[Dataset rows]
....

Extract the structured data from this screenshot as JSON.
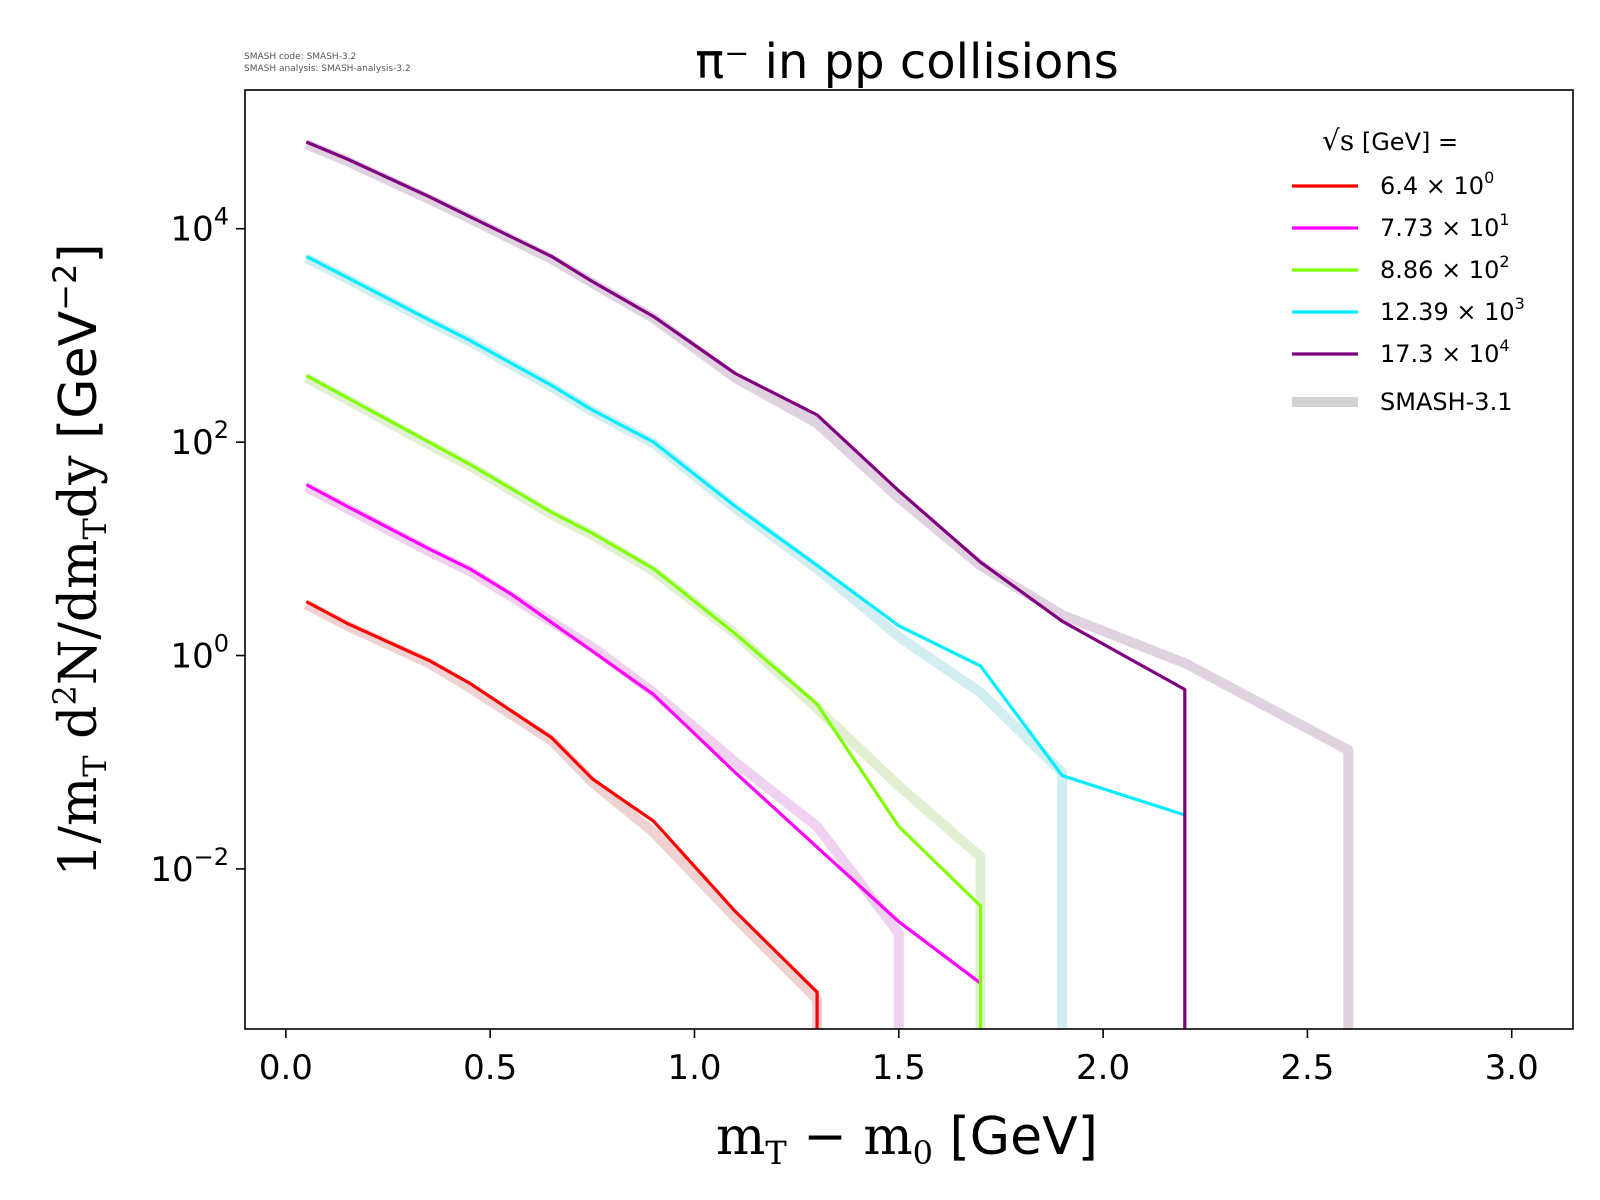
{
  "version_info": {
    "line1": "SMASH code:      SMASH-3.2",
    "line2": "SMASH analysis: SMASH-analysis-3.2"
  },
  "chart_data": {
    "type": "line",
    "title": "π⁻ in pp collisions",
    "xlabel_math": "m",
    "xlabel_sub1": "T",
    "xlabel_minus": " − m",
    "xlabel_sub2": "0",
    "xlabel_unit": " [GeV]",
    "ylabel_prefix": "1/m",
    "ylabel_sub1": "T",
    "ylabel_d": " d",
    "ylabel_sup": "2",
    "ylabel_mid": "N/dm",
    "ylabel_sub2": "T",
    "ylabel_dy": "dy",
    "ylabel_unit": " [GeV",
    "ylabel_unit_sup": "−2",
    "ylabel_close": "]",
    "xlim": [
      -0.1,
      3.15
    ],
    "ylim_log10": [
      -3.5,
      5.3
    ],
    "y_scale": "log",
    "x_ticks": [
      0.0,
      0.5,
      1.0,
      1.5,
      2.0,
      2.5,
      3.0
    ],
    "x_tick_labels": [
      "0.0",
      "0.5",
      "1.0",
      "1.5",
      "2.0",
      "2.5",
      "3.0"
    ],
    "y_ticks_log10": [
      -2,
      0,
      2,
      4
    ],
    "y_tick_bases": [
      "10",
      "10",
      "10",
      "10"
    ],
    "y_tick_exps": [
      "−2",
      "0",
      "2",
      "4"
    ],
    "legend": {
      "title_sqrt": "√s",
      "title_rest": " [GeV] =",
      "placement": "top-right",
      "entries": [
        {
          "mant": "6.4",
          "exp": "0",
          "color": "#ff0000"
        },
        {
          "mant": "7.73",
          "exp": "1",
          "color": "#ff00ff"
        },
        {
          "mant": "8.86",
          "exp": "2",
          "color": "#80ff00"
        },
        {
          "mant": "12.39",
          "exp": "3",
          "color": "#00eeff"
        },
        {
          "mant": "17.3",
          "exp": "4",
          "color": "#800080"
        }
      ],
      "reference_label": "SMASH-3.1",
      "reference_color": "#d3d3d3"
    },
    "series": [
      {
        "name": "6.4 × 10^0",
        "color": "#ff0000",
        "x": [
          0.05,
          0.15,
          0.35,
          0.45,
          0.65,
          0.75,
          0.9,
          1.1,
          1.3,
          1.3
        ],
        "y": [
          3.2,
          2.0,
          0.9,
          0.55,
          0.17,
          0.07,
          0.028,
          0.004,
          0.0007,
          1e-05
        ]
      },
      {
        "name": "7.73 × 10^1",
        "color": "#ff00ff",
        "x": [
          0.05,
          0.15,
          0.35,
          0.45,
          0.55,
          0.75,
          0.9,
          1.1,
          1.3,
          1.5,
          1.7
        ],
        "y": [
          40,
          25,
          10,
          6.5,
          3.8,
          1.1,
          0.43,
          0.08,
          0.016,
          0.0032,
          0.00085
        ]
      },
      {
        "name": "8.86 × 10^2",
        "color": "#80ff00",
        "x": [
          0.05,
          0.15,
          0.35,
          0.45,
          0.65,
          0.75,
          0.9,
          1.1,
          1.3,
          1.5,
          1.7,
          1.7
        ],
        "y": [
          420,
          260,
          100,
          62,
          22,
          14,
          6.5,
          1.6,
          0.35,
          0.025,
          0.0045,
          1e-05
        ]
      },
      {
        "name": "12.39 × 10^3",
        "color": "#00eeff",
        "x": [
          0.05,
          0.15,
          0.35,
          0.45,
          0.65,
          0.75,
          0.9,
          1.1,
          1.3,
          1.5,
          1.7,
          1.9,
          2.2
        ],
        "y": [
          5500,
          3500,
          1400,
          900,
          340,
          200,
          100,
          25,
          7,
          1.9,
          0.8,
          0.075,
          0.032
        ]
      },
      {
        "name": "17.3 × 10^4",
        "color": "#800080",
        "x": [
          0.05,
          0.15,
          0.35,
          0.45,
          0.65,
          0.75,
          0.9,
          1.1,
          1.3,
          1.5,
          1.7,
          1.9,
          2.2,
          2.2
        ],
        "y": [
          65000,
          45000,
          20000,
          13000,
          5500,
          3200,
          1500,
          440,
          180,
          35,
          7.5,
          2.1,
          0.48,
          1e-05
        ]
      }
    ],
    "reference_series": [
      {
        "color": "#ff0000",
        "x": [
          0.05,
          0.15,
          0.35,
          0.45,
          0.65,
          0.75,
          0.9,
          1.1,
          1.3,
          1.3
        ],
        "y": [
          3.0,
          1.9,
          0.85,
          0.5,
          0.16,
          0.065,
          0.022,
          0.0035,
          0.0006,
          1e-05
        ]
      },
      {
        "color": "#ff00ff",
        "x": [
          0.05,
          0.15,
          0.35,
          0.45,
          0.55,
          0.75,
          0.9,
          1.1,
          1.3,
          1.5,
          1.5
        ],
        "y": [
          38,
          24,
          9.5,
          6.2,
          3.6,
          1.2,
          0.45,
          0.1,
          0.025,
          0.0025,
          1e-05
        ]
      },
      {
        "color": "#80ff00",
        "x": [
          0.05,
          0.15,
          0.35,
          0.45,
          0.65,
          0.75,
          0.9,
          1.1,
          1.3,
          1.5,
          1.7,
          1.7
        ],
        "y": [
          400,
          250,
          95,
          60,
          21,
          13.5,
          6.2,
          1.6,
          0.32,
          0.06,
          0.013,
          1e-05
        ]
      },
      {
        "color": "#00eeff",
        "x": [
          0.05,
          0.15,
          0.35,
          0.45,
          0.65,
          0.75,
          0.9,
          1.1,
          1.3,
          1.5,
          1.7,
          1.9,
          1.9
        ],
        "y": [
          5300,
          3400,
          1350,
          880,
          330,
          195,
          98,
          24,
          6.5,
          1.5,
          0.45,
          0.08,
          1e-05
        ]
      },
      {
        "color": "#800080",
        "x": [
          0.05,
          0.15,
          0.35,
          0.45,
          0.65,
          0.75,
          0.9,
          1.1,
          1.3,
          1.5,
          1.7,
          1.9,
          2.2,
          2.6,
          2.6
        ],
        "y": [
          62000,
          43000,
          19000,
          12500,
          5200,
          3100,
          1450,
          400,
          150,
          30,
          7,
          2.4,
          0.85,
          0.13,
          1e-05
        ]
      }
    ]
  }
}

....

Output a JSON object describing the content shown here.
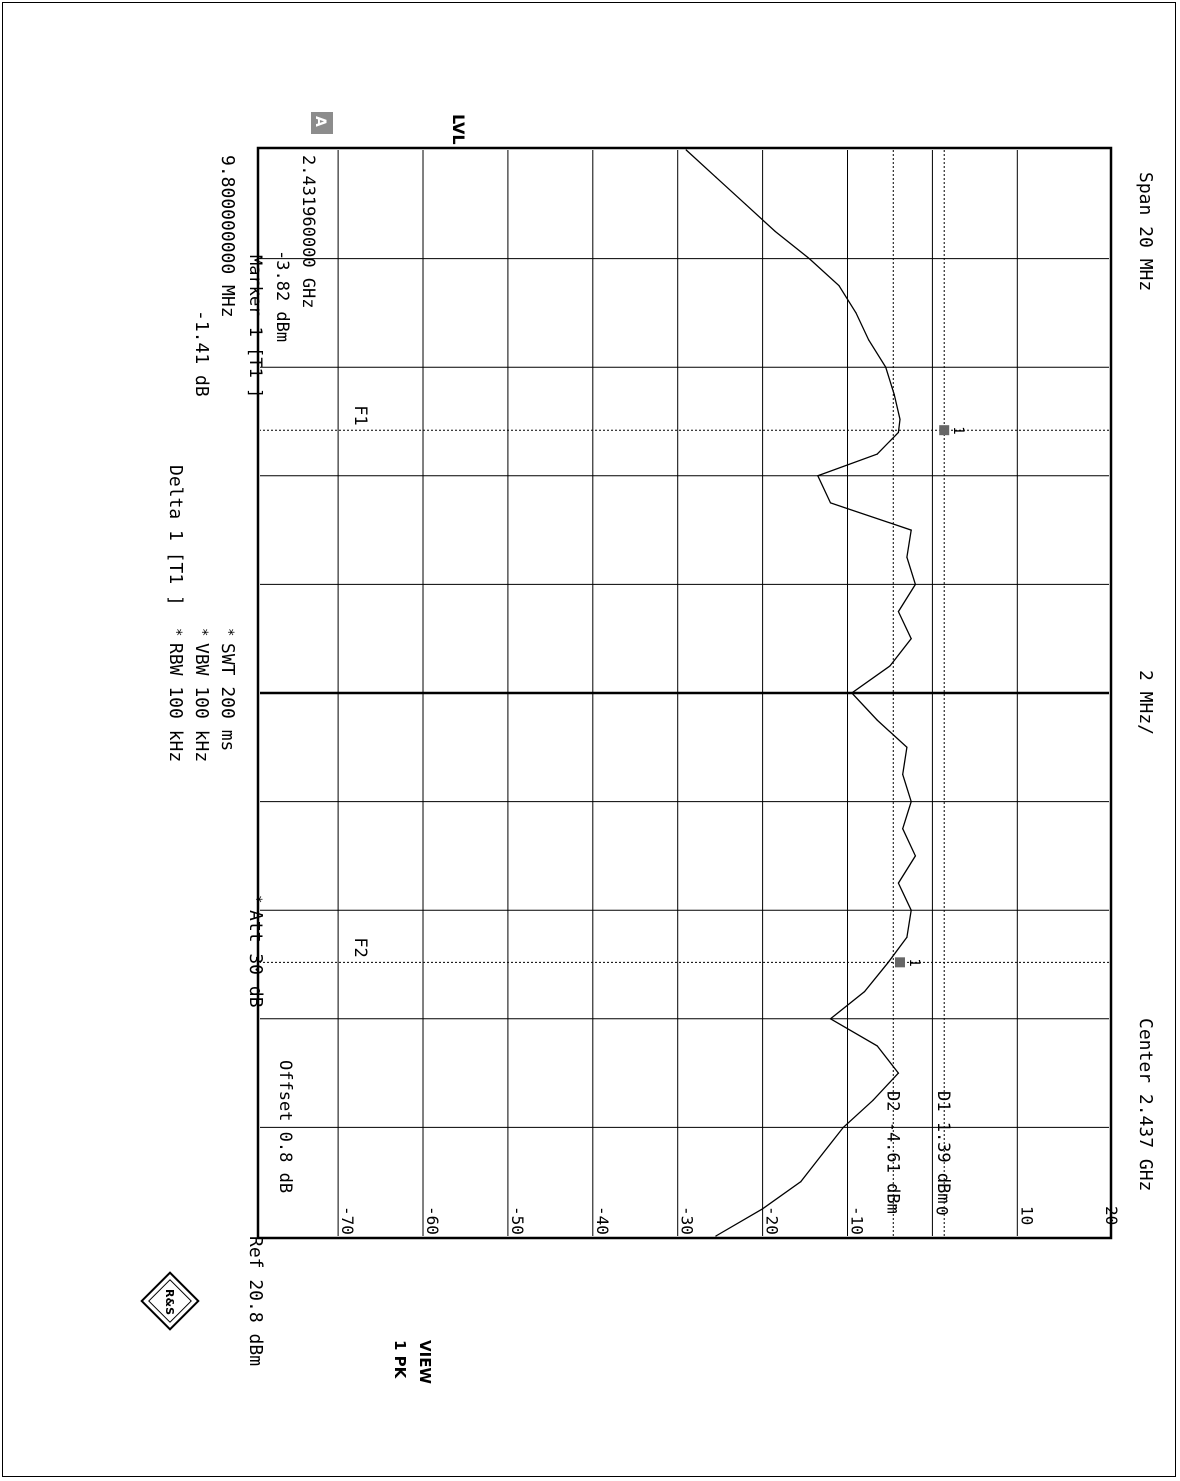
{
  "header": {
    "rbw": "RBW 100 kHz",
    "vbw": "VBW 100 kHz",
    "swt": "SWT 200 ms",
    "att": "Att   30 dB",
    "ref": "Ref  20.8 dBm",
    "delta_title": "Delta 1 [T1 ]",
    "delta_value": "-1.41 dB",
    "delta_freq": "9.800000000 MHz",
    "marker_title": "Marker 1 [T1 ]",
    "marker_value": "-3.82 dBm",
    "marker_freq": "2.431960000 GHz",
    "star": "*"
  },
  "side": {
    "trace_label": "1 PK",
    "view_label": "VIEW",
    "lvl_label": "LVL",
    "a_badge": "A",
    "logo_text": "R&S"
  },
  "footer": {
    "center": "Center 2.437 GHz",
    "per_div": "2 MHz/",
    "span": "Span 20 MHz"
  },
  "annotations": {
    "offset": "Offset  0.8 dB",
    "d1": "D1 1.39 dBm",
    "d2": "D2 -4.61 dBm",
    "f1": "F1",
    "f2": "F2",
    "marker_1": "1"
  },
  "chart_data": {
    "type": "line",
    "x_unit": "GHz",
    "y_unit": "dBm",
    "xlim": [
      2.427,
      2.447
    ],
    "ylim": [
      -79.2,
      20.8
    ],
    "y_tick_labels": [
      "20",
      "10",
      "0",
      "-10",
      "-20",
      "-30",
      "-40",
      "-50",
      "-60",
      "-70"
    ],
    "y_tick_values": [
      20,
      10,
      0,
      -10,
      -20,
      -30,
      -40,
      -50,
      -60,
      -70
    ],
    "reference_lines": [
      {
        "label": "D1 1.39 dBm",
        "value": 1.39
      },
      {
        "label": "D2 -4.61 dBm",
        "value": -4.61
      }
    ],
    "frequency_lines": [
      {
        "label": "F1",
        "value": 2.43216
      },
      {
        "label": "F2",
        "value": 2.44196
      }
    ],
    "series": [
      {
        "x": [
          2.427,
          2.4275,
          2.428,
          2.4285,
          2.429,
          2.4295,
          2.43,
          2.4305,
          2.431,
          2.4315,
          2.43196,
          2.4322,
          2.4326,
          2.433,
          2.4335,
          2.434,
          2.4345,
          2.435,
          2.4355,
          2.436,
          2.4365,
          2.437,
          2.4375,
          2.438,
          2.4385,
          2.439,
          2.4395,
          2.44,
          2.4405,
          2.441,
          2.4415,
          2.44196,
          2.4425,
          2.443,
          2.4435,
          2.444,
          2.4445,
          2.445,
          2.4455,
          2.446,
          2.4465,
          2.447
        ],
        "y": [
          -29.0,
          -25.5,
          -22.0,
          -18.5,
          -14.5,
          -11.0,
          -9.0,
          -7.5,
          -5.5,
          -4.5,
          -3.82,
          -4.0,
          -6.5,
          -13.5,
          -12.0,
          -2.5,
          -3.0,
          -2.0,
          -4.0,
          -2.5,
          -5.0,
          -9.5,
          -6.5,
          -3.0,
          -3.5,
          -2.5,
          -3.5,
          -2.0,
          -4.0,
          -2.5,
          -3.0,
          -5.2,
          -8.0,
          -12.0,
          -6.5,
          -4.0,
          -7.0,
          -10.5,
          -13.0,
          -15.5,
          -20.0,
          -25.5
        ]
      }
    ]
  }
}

....

* _What this task involves_: Where a line above contains the string "JSON", copy that line.

* _Response to the task_:
Extract the structured data from this screenshot as JSON.
Output a JSON object describing the content shown here.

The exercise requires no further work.